*PROBLEMS TO SOLVE*:
**a.** Quote the mailing-list post about Go memory usage in containers word for word, starting with "2018-09-12 Thread Leigh" and going on through "still returned 16.".
**b.** Pick up the mailing-list post about Go memory usage in containers at the point where it stops, and write what comes next.

*PAGE TEXT*:
▶
Re: [go-nuts] Go memory usage inside containers

2018-09-12 Thread Leigh McCulloch
Hi Ian,

Thanks for the link and answering. I'll look more into understanding the 
issue. I'm mostly trying to reconcile that there are so many articles about 
not using Java inside containers because it does nothing to stay in the 
memory limits, but then I see no other articles about Go, giving the 
appearance it plays well with container memory limits. Maybe Go's garbage 
collector is more aggressive at keeping memory usage down?

In regards to CPU, I was running an app in a Kubernetes cluster on a node 
that had 16 CPUs. Even if I limited the apps access to 1 CPU, the 
runtime.NumCPU() call still returned 16.

Leigh

On Wednesday, September 12, 2018 at 6:46:34 AM UTC-7, Ian Lance Taylor 
wrote:
>
> On Tue, Sep 11, 2018 at 11:48 PM, Leigh McCulloch  > wrote: 
> > 
> > Does anyone here know how Go interacts with memory limits inside 
> containers? (e.g. Kubernetes, Docker)
◀
Layout annotation records
▶
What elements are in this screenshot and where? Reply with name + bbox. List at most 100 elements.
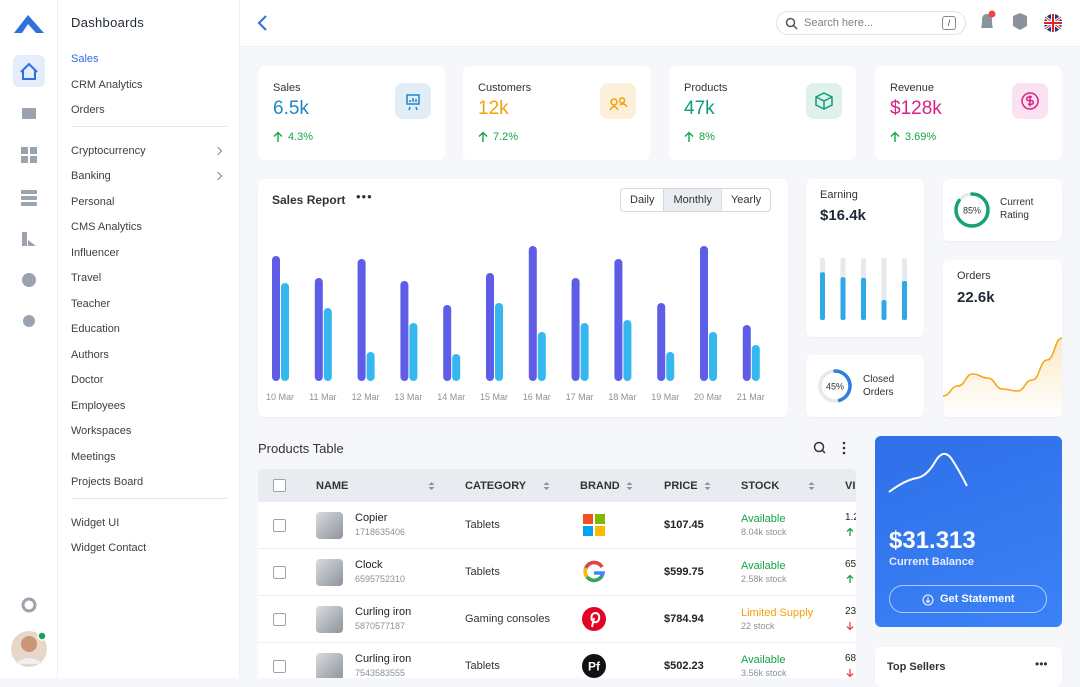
table-row: Curling iron 5870577187 Gaming consoles $78… [258, 596, 856, 643]
balance-card: $31.313 Current Balance Get Statement [875, 436, 1062, 627]
table-row: Clock 6595752310 Tablets $599.75 Available 2.… [258, 549, 856, 596]
nav-item[interactable]: Travel [71, 272, 102, 284]
bar [709, 332, 717, 381]
nav-item[interactable]: CMS Analytics [71, 221, 142, 233]
nav-item[interactable]: Education [71, 323, 120, 335]
tab[interactable]: Monthly [663, 189, 721, 211]
stat-icon [1012, 83, 1048, 119]
nav-item[interactable]: CRM Analytics [71, 78, 143, 91]
nav-item[interactable]: Doctor [71, 374, 104, 386]
sort-icon[interactable] [704, 481, 711, 491]
arrow [846, 574, 854, 583]
sort-icon[interactable] [543, 481, 550, 491]
nav-item[interactable]: Workspaces [71, 425, 132, 437]
table-search[interactable] [813, 441, 826, 454]
online-dot [37, 631, 47, 641]
stat-value: $128k [890, 98, 942, 119]
bar [861, 277, 866, 320]
idea-icon[interactable] [23, 315, 35, 327]
nav-item[interactable]: Teacher [71, 297, 111, 310]
nav-item[interactable]: Authors [71, 348, 109, 361]
logo-part [590, 611, 601, 628]
nav-item[interactable]: Widget Contact [71, 542, 147, 554]
arrow [846, 622, 854, 631]
stock-count: 8.04k stock [741, 527, 787, 537]
nav-item[interactable]: Banking [71, 170, 111, 182]
earning-card: Earning $16.4k [806, 179, 924, 337]
tab[interactable]: Yearly [720, 189, 770, 211]
back-button[interactable] [256, 14, 270, 32]
bell-icon[interactable] [981, 14, 993, 28]
nav-item[interactable]: Widget UI [71, 516, 120, 529]
nav-item[interactable]: Employees [71, 399, 126, 412]
x-tick-label: 19 Mar [651, 392, 679, 402]
sort-icon[interactable] [808, 481, 815, 491]
grid-icon[interactable] [21, 147, 37, 163]
x-tick-label: 21 Mar [737, 392, 765, 402]
tab[interactable]: Daily [630, 194, 655, 206]
avatar-body [15, 658, 43, 664]
checkbox[interactable] [273, 566, 286, 579]
logo-part [583, 526, 593, 536]
column-header[interactable]: BRAND [580, 480, 620, 492]
views: 68 [845, 653, 856, 664]
sidebar: Dashboards Sales CRM Analytics Orders Crypt… [58, 0, 240, 678]
sort-icon[interactable] [428, 481, 435, 491]
icon-glyph [406, 94, 420, 111]
column-header[interactable]: PRICE [664, 480, 698, 492]
sort-glyph [543, 482, 550, 490]
table-menu[interactable] [842, 441, 846, 455]
trend-up-icon [890, 131, 900, 142]
top-sellers-menu[interactable]: ••• [1035, 657, 1048, 671]
earning-value: $16.4k [820, 207, 866, 224]
price: $599.75 [664, 566, 704, 578]
nav-item[interactable]: Projects Board [71, 476, 144, 488]
column-header[interactable]: STOCK [741, 480, 780, 492]
nav-item[interactable]: Influencer [71, 246, 120, 259]
more-button[interactable]: ••• [356, 189, 373, 204]
search-shortcut: / [942, 16, 956, 30]
column-header[interactable]: NAME [316, 480, 349, 492]
nav-item[interactable]: Meetings [71, 450, 116, 463]
stat-change: 4.3% [288, 131, 314, 143]
design-icon[interactable] [22, 232, 36, 246]
top-sellers-title: Top Sellers [887, 661, 946, 673]
checkbox[interactable] [273, 613, 286, 626]
search-box[interactable]: Search here... / [776, 11, 966, 35]
layers-icon[interactable] [21, 190, 37, 206]
nav-item[interactable]: Sales [71, 53, 99, 65]
checkbox[interactable] [273, 519, 286, 532]
home-icon[interactable] [20, 62, 38, 80]
checkbox[interactable] [273, 479, 286, 492]
nav-item[interactable]: Orders [71, 104, 105, 116]
nav-item[interactable]: Personal [71, 195, 115, 208]
brand-logo [582, 607, 606, 631]
sales-report-card: Sales Report ••• Daily Monthly Yearly 10 M… [258, 179, 788, 417]
x-tick-label: 16 Mar [523, 392, 551, 402]
statement-button[interactable]: Get Statement [889, 585, 1047, 613]
arrow [273, 131, 283, 142]
gift-icon[interactable] [22, 108, 36, 119]
column-header[interactable]: CATEGORY [465, 480, 527, 492]
stock-status: Limited Supply [741, 607, 814, 619]
logo-part [583, 514, 593, 524]
product-image [316, 653, 343, 678]
checkbox[interactable] [273, 660, 286, 673]
bar [486, 273, 494, 381]
apps-icon[interactable] [1013, 13, 1027, 30]
settings-icon[interactable] [21, 597, 37, 613]
nav-item[interactable]: Cryptocurrency [71, 144, 146, 157]
sort-icon[interactable] [626, 481, 633, 491]
stock-count: 3.56k stock [741, 668, 787, 678]
flag-icon[interactable] [1044, 14, 1062, 32]
user-icon[interactable] [22, 273, 36, 287]
x-tick-label: 20 Mar [694, 392, 722, 402]
views: 23 [845, 606, 856, 617]
bar [400, 281, 409, 381]
column-header[interactable]: VI [845, 480, 856, 492]
table-title: Products Table [258, 441, 344, 456]
x-tick-label: 15 Mar [480, 392, 508, 402]
balance-wave [888, 452, 968, 493]
stat-icon [395, 83, 431, 119]
stock-count: 2.58k stock [741, 574, 787, 584]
◀
*RESPONSES PER TASK*:
**a.**
2018-09-12 Thread Leigh McCulloch
Hi Ian,

Thanks for the link and answering. I'll look more into understanding the 
issue. I'm mostly trying to reconcile that there are so many articles about 
not using Java inside containers because it does nothing to stay in the 
memory limits, but then I see no other articles about Go, giving the 
appearance it plays well with container memory limits. Maybe Go's garbage 
collector is more aggressive at keeping memory usage down?

In regards to CPU, I was running an app in a Kubernetes cluster on a node 
that had 16 CPUs. Even if I limited the apps access to 1 CPU, the 
runtime.NumCPU() call still returned 16.

**b.**
> > 
> > Does the Go runtime have similar problems as the Java runtime, in that 
> it doesn't know what the container limit is, and only knows what the 
> physical limit is for the entire instance? 
> > 
> > Or is Go aware of limits placed on the container? 
> > 
> > (I've witnessed the Go runtime package say the NumCPU is the total 
> physical count when the app has been limited to many less CPUs, so it seems 
> like it doesn't have visibility into the CPU limitations.) 
>
> As far as I know, the current implementations of Go don't pay 
> attention to memory limits at all, whether running inside a container 
> or not.  You may be interested in following 
> https://golang.org/issue/23044 which could be a first step toward 
> fixing this.  In some sense the core issue is that using memory limits 
> in a garbage collected language is close to useless if the program 
> doesn't have a way to react when heap size is nearing the memory 
> limit. 
>
> On the other hand, on GNU/Linux systems, the CPU count is determined 
> by calling the sched_getaffinity system call, which as far as I know 
> is aware of container limits.  What leads you to believe otherwise?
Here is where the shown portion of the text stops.